**Work to be completed**: Copy every line with the string "What" in it.
>> Begin
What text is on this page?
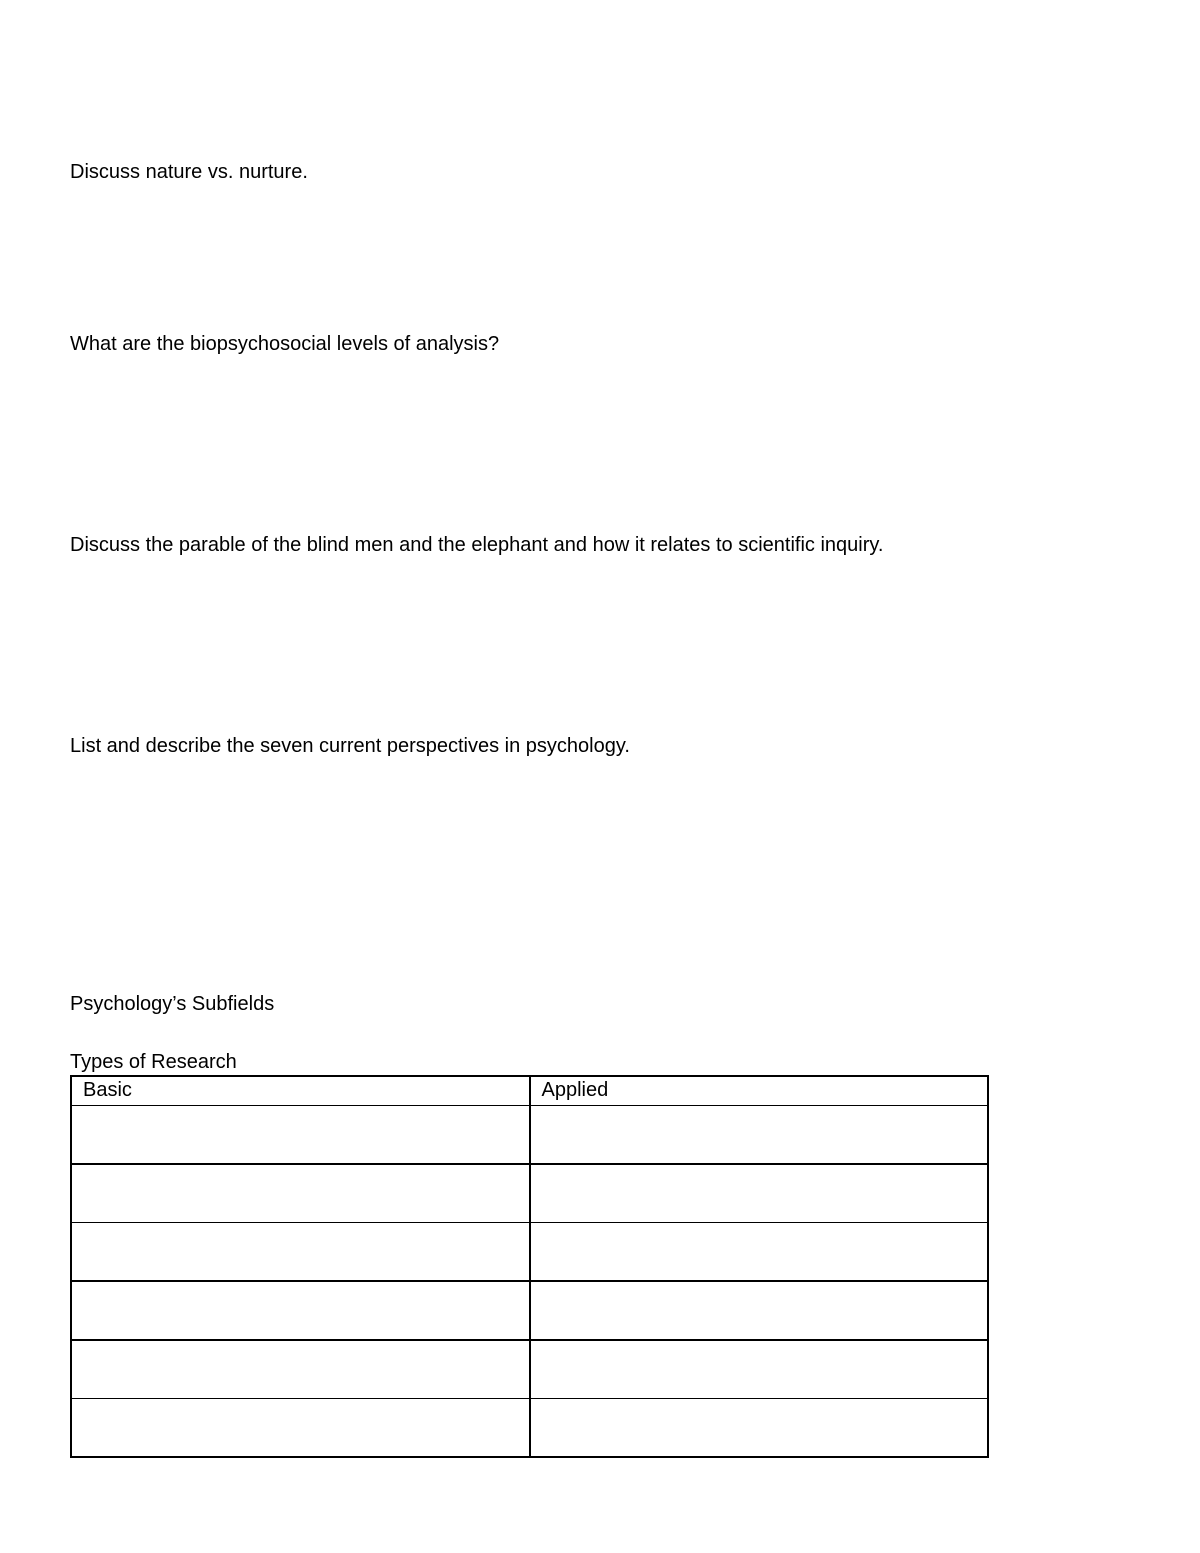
Discuss nature vs. nurture.

What are the biopsychosocial levels of analysis?

Discuss the parable of the blind men and the elephant and how it relates to scientific inquiry.

List and describe the seven current perspectives in psychology.

Psychology’s Subfields

Types of Research

Basic	Applied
>> End
**Full answer**:
What text is on this page?
What are the biopsychosocial levels of analysis?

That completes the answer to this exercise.